● **Testo fornito**
---

Lecce, Premio Nazionale Otorinolaringoiatria 2013

0
1.066 Numero visite

Premio Nazionale Otorinolaringoiatria 2013 va al CRIL dell’Universitá del Salento e all’unità operativa del Fazzi

image202-300x186La Società Italiana Otorinolaringoiatria ha assegnato il prestigiosissimo Premio Nazionale al CRIL dell’Università del Salento e all’unità operativa di otorinolaringoiatria del Vito Fazzi, Lecce

La Società Italiana Otorinolaringoiatria, durante il 100° Congresso tenutosi a Roma il 28-31 Maggio, ha assegnato il Premio Nazionale all’alto valore scientifico.

La ricerca internazionale è partita da Lecce.
Il Centro di Ricerca Interdisciplinare sul Linguaggio, Universitá del Salento,assieme all’Unità Operativa di Otorinolaringoiatria, hanno ricevuto il prestigioso premio.

La Dott.ssa Luigia Garrapa, ricercatore formatasi a Lecce con il Prof. Grimaldi, successivamente al Dottorato in Linguistica, conseguito in Germania, è stata finanziata da una borsa di Studio assegnata dall’Universitá di Padova.

Nella sua ricerca, la Dottoressa ha avuto la collaborazione di altre figure professionali: la logopedista, Paola Monastero, Dott. Silvio Vitale, Manuela Greco, audioprotesista dell’unità operativa di ORL, Lecce.

L’associazione FIADDA ( famiglie italiane associate per la difesa dei diritti degli audiolesi) ha fatto si che la ricerca potesse aver vita.

Preso un campione di bambini affetti da ipoacusia neurosensoriale di diversa entità, gli esperti hanno installato un impianto cocleare unilaterale confrontandolo con bambini non affetti da tale patologia, però coetanei.

---

● **Dati forniti**
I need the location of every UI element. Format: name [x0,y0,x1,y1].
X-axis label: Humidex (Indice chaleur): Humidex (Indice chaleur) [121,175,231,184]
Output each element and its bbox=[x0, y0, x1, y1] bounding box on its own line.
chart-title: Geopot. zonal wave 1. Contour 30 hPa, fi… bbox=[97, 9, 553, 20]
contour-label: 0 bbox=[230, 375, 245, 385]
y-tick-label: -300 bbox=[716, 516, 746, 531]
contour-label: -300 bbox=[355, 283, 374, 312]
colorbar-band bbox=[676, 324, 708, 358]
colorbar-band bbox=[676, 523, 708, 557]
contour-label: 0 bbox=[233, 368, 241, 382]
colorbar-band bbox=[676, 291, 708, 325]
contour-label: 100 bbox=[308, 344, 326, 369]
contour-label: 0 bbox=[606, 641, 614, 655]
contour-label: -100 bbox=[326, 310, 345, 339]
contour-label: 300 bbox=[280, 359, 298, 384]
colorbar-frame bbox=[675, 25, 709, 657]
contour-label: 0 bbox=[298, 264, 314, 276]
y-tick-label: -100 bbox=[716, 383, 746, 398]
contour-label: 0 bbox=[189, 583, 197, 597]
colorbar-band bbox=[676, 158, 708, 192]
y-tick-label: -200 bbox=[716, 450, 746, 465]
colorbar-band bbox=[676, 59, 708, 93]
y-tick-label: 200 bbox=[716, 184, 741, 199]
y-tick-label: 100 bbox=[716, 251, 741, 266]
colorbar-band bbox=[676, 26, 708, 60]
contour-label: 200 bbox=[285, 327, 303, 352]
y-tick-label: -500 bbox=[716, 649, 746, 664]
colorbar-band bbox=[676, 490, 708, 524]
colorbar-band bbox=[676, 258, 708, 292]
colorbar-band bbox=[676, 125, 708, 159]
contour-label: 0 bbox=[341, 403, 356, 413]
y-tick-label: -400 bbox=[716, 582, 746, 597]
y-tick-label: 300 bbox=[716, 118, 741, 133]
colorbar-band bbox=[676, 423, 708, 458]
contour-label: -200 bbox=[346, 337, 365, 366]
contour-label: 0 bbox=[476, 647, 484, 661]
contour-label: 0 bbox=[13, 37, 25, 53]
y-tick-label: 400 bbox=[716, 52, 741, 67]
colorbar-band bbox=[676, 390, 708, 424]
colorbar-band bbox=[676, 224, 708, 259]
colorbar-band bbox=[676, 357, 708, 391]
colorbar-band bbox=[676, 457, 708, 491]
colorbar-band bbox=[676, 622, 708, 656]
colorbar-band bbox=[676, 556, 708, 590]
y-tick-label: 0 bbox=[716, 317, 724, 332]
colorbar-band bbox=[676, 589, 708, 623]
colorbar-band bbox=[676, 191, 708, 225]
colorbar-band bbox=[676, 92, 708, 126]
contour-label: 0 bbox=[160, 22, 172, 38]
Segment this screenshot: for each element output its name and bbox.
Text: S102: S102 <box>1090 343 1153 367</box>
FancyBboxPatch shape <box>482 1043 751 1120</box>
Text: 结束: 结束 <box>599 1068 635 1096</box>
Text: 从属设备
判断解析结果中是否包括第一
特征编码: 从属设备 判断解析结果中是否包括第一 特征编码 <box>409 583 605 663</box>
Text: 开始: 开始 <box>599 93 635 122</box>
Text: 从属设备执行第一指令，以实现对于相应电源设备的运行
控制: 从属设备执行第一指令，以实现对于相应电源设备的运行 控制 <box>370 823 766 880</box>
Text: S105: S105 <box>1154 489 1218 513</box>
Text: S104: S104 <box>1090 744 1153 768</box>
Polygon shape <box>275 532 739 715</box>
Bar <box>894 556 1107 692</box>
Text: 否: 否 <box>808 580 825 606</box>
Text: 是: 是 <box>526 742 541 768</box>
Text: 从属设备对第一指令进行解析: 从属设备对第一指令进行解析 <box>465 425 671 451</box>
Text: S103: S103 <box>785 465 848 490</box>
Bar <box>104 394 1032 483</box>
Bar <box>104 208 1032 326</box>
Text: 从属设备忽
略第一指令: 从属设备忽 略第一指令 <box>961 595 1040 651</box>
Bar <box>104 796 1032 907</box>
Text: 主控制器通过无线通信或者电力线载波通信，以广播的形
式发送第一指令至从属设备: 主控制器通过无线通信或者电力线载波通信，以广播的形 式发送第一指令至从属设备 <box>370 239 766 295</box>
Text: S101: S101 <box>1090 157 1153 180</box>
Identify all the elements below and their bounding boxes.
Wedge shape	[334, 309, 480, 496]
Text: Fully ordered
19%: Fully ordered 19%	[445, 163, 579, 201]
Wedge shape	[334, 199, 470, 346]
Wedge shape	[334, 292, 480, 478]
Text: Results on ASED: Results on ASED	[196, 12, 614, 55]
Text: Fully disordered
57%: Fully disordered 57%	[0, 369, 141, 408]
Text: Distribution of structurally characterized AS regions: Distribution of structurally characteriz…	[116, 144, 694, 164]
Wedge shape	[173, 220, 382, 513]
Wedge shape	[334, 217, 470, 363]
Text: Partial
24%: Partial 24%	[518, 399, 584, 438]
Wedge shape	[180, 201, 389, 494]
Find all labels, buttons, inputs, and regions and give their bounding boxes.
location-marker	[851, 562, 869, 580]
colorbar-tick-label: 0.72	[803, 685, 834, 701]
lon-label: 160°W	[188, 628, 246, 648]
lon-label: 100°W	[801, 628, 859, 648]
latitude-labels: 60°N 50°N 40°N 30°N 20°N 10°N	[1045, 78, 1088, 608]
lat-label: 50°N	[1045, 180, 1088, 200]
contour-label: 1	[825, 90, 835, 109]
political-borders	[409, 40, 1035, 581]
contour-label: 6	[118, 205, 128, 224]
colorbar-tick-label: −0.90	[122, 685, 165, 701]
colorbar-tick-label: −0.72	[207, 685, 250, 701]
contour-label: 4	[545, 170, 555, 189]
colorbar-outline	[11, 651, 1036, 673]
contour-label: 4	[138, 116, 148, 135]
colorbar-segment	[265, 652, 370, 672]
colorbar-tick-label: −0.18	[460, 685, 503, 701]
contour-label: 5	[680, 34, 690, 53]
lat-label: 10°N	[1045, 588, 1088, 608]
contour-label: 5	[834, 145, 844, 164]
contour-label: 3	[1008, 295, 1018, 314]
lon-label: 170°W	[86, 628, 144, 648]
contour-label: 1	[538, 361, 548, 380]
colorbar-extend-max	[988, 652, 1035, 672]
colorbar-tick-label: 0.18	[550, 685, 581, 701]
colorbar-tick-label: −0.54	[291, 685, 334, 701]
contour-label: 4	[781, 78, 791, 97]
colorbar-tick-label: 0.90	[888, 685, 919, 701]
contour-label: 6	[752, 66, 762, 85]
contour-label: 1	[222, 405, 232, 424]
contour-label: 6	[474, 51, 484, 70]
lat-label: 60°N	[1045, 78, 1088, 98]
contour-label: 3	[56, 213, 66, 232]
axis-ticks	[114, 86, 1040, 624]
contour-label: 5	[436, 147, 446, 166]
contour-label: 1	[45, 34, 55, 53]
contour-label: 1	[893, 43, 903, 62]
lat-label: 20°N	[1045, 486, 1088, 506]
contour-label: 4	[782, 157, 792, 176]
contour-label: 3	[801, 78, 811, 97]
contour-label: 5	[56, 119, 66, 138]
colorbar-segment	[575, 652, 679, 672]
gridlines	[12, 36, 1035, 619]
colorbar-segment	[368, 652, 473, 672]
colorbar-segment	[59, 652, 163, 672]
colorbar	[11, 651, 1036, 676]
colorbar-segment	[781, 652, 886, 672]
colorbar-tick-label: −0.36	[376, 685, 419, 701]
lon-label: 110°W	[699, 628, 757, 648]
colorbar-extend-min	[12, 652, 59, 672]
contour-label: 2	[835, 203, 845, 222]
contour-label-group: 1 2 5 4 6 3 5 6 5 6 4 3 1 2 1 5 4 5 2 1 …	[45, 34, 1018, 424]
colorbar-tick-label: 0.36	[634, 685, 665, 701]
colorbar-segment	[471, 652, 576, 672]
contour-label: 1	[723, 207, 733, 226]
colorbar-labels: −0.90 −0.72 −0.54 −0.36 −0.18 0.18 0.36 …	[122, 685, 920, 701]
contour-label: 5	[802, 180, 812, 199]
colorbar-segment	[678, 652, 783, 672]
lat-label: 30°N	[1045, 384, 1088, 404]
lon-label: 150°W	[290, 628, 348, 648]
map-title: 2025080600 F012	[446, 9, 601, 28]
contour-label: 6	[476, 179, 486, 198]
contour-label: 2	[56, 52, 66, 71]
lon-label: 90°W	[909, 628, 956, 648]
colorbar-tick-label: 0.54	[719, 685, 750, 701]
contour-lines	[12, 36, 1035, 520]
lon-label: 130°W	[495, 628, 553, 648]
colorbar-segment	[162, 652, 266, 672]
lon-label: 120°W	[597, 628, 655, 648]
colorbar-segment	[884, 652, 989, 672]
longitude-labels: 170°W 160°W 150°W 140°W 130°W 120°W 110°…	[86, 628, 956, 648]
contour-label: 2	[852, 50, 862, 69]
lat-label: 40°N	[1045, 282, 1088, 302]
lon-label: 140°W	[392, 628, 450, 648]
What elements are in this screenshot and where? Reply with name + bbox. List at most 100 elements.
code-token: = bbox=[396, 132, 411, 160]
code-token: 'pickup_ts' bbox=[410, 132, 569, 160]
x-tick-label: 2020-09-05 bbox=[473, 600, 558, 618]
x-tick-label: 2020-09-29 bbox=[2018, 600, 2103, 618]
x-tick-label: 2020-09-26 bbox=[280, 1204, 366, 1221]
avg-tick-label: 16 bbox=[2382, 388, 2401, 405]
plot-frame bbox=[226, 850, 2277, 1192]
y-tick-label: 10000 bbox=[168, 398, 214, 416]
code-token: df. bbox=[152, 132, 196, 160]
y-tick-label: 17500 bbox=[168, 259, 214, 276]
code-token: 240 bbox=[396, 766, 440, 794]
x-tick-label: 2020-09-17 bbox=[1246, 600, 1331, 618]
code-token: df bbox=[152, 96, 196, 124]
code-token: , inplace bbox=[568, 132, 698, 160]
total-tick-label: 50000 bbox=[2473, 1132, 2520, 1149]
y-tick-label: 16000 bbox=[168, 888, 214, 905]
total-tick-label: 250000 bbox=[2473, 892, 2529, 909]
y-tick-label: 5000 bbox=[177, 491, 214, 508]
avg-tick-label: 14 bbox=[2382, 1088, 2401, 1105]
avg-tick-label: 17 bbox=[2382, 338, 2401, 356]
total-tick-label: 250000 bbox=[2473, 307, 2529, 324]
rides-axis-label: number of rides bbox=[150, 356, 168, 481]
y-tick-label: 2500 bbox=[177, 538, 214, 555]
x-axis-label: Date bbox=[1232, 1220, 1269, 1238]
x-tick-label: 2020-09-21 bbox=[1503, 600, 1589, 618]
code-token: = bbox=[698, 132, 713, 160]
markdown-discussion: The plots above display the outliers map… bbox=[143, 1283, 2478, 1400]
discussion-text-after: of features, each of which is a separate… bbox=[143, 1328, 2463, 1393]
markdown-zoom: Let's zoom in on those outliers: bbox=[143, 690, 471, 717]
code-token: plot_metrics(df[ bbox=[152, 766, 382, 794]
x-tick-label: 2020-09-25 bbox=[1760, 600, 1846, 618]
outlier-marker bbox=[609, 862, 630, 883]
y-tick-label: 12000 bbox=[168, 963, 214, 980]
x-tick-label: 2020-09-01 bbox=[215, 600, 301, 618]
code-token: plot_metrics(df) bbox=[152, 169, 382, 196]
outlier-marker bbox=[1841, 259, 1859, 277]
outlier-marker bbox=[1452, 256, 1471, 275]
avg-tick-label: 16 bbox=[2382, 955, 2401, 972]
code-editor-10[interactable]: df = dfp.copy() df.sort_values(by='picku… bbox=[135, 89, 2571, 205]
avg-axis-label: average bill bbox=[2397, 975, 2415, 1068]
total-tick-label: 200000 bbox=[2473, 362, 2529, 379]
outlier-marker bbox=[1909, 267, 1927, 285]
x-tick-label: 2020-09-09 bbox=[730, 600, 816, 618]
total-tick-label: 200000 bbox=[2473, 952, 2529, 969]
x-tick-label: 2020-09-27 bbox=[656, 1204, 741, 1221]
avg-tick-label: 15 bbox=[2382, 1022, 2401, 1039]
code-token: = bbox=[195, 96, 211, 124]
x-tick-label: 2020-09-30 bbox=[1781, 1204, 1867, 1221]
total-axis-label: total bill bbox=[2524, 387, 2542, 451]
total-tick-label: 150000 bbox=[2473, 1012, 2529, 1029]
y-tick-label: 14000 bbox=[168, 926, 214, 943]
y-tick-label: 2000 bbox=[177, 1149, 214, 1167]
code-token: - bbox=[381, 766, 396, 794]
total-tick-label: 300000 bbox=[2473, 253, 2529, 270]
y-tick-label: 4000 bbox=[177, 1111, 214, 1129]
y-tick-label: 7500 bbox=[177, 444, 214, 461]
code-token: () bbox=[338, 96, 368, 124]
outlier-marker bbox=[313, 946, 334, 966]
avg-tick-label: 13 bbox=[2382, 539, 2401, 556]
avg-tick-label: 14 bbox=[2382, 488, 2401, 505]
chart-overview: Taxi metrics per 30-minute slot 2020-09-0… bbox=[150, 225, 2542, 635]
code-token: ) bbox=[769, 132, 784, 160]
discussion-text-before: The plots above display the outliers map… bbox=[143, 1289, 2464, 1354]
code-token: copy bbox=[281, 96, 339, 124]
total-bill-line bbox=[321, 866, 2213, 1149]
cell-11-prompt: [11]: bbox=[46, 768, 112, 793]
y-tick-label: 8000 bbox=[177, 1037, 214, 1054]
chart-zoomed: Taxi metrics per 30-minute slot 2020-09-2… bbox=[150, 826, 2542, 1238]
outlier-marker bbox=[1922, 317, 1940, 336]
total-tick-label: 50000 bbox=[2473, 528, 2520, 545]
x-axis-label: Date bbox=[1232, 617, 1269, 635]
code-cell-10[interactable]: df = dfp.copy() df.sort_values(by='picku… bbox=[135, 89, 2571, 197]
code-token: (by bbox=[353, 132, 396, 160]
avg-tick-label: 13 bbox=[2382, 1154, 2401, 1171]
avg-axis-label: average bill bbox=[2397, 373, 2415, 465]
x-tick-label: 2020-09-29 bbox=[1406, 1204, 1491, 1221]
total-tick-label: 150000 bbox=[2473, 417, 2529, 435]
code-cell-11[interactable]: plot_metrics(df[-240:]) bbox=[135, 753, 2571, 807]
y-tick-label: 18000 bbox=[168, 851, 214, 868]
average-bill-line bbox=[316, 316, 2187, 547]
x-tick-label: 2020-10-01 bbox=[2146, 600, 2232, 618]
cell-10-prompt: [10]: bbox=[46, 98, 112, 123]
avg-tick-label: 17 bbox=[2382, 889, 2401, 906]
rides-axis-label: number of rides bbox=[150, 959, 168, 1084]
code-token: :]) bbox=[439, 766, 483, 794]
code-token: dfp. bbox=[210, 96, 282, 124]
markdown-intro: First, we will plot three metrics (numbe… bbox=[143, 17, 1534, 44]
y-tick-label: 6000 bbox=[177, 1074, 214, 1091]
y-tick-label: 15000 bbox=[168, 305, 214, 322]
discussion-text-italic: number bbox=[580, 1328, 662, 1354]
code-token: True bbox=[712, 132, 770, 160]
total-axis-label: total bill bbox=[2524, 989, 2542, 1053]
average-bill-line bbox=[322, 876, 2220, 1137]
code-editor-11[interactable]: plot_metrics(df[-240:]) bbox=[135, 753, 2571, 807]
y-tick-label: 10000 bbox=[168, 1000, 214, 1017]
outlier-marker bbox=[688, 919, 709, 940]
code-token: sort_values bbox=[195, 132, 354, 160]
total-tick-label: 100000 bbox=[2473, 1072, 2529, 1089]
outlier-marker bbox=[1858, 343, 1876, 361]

---

● **Compiti da svolgere**
- 1) Stampa tutto il testo sul premio di otorinolaringoiatria da "Lecce, Premio Nazionale" fino a "il prestigioso premio.", senza cambiare nulla.
- 2) Porta avanti l'articolo sul Premio Nazionale di Otorinolaringoiatria a partire dall'ultima frase riportata.
I record riportati qui non hanno alcun ruolo in questo esercizio.

● **Risposte all esercizio**
- 1)
Lecce, Premio Nazionale Otorinolaringoiatria 2013

0
1.066 Numero visite

Premio Nazionale Otorinolaringoiatria 2013 va al CRIL dell’Universitá del Salento e all’unità operativa del Fazzi

image202-300x186La Società Italiana Otorinolaringoiatria ha assegnato il prestigiosissimo Premio Nazionale al CRIL dell’Università del Salento e all’unità operativa di otorinolaringoiatria del Vito Fazzi, Lecce

La Società Italiana Otorinolaringoiatria, durante il 100° Congresso tenutosi a Roma il 28-31 Maggio, ha assegnato il Premio Nazionale all’alto valore scientifico.

La ricerca internazionale è partita da Lecce.
Il Centro di Ricerca Interdisciplinare sul Linguaggio, Universitá del Salento,assieme all’Unità Operativa di Otorinolaringoiatria, hanno ricevuto il prestigioso premio.

- 2)
Sono stati studiati i processi di percezione uditiva delle vocali.
Evidente che la sensazione uditiva di un orecchio sano sia differente da quella con impianto cocleare ma quest’ultimi riescono a riconoscere vocali e coppie con la stessa velocità di un bambino normo-udente.

Un eccellente risultato é stato rilevato anche su bambini che dopo 70 mesi dall’intervento manifestano stesse capacità uditive di un bambino dall’orecchio sano.

Il gruppo di ricerca, CRIL e l’unità operativa ORL del Vito Fazzi, Lecce, sono giá impegnati all’elaborazione di un software applicativo in grado di diagnosticare il recupero logopedico post-intervento mediante test d’identificazione e discriminazione con stimoli vocali in sostituzione dei test con toni e parole basati sui giudizi clinici del logopedista.

Lo studio condotto a Lecce é il primo in tutta Italia ad aver utilizzato tecniche sperimentali spendendole alla ricerca clinica.